_GIVEN INSTRUCTION_: Every record should be copied exactly, except that pictures are to be omitted.

_ENTRIES SUPPLIED_:
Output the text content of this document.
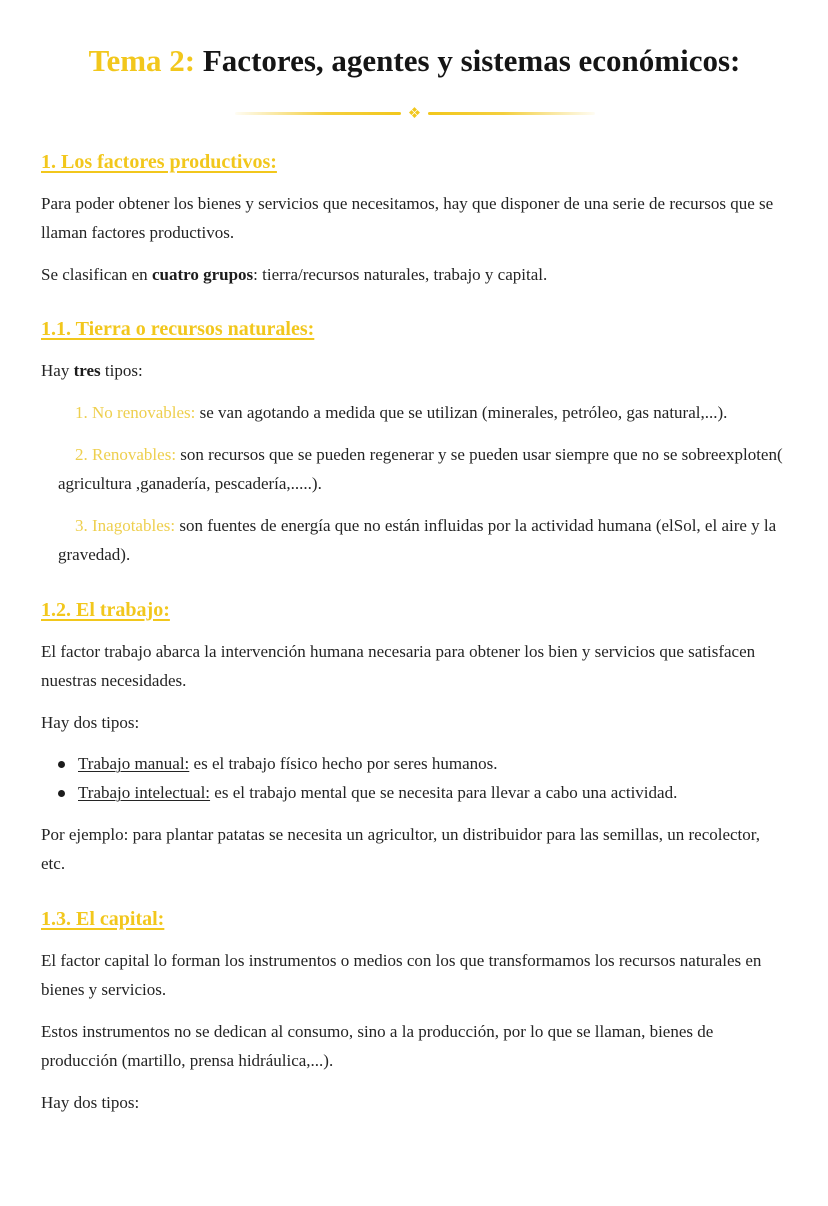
Tema 2: Factores, agentes y sistemas económicos:
❖
1. Los factores productivos:

Para poder obtener los bienes y servicios que necesitamos, hay que disponer de una serie de recursos que se llaman factores productivos.

Se clasifican en cuatro grupos: tierra/recursos naturales, trabajo y capital.

1.1. Tierra o recursos naturales:

Hay tres tipos:

1. No renovables: se van agotando a medida que se utilizan (minerales, petróleo, gas natural,...).
2. Renovables: son recursos que se pueden regenerar y se pueden usar siempre que no se sobreexploten( agricultura ,ganadería, pescadería,.....).
3. Inagotables: son fuentes de energía que no están influidas por la actividad humana (elSol, el aire y la gravedad).
1.2. El trabajo:

El factor trabajo abarca la intervención humana necesaria para obtener los bien y servicios que satisfacen nuestras necesidades.

Hay dos tipos:

Trabajo manual: es el trabajo físico hecho por seres humanos.
Trabajo intelectual: es el trabajo mental que se necesita para llevar a cabo una actividad.

Por ejemplo: para plantar patatas se necesita un agricultor, un distribuidor para las semillas, un recolector, etc.

1.3. El capital:

El factor capital lo forman los instrumentos o medios con los que transformamos los recursos naturales en bienes y servicios.

Estos instrumentos no se dedican al consumo, sino a la producción, por lo que se llaman, bienes de producción (martillo, prensa hidráulica,...).

Hay dos tipos:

_SOLUTION FOR THIS EXERCISE_:
Output the text content of this document.
Tema 2: Factores, agentes y sistemas económicos:
❖
1. Los factores productivos:

Para poder obtener los bienes y servicios que necesitamos, hay que disponer de una serie de recursos que se llaman factores productivos.

Se clasifican en cuatro grupos: tierra/recursos naturales, trabajo y capital.

1.1. Tierra o recursos naturales:

Hay tres tipos:

1. No renovables: se van agotando a medida que se utilizan (minerales, petróleo, gas natural,...).
2. Renovables: son recursos que se pueden regenerar y se pueden usar siempre que no se sobreexploten( agricultura ,ganadería, pescadería,.....).
3. Inagotables: son fuentes de energía que no están influidas por la actividad humana (elSol, el aire y la gravedad).
1.2. El trabajo:

El factor trabajo abarca la intervención humana necesaria para obtener los bien y servicios que satisfacen nuestras necesidades.

Hay dos tipos:

Trabajo manual: es el trabajo físico hecho por seres humanos.
Trabajo intelectual: es el trabajo mental que se necesita para llevar a cabo una actividad.

Por ejemplo: para plantar patatas se necesita un agricultor, un distribuidor para las semillas, un recolector, etc.

1.3. El capital:

El factor capital lo forman los instrumentos o medios con los que transformamos los recursos naturales en bienes y servicios.

Estos instrumentos no se dedican al consumo, sino a la producción, por lo que se llaman, bienes de producción (martillo, prensa hidráulica,...).

Hay dos tipos:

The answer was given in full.